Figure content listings
::::

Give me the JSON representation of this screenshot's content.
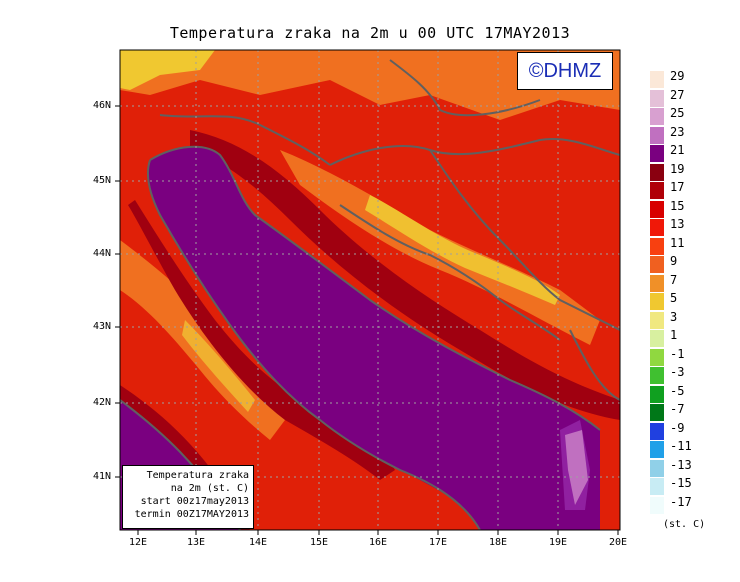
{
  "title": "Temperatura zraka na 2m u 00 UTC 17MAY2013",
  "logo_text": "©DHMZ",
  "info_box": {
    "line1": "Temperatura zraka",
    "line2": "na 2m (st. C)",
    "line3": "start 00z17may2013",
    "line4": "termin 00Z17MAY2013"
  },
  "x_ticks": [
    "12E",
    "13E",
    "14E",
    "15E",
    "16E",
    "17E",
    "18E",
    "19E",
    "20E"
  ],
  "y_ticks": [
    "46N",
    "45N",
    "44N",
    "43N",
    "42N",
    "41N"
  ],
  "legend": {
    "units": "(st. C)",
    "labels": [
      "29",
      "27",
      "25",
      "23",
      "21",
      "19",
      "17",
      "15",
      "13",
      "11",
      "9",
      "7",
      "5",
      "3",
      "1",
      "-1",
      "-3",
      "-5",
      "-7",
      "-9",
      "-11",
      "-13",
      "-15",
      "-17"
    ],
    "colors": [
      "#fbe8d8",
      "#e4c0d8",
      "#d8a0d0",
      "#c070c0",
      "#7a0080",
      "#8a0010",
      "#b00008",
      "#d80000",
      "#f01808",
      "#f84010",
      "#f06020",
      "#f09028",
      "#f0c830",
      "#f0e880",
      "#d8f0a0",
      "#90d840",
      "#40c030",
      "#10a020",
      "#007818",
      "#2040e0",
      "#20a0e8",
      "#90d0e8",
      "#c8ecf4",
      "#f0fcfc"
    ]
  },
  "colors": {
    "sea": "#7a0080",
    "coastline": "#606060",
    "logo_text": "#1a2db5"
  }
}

::::

## Written task
Transcribe every record above exactly, leaving out the pictures.

## Answer to the exercise
Give me the JSON representation of this screenshot's content.
{
  "title": "Temperatura zraka na 2m u 00 UTC 17MAY2013",
  "logo_text": "©DHMZ",
  "info_box": {
    "line1": "Temperatura zraka",
    "line2": "na 2m (st. C)",
    "line3": "start 00z17may2013",
    "line4": "termin 00Z17MAY2013"
  },
  "x_ticks": [
    "12E",
    "13E",
    "14E",
    "15E",
    "16E",
    "17E",
    "18E",
    "19E",
    "20E"
  ],
  "y_ticks": [
    "46N",
    "45N",
    "44N",
    "43N",
    "42N",
    "41N"
  ],
  "legend": {
    "units": "(st. C)",
    "labels": [
      "29",
      "27",
      "25",
      "23",
      "21",
      "19",
      "17",
      "15",
      "13",
      "11",
      "9",
      "7",
      "5",
      "3",
      "1",
      "-1",
      "-3",
      "-5",
      "-7",
      "-9",
      "-11",
      "-13",
      "-15",
      "-17"
    ],
    "colors": [
      "#fbe8d8",
      "#e4c0d8",
      "#d8a0d0",
      "#c070c0",
      "#7a0080",
      "#8a0010",
      "#b00008",
      "#d80000",
      "#f01808",
      "#f84010",
      "#f06020",
      "#f09028",
      "#f0c830",
      "#f0e880",
      "#d8f0a0",
      "#90d840",
      "#40c030",
      "#10a020",
      "#007818",
      "#2040e0",
      "#20a0e8",
      "#90d0e8",
      "#c8ecf4",
      "#f0fcfc"
    ]
  },
  "colors": {
    "sea": "#7a0080",
    "coastline": "#606060",
    "logo_text": "#1a2db5"
  }
}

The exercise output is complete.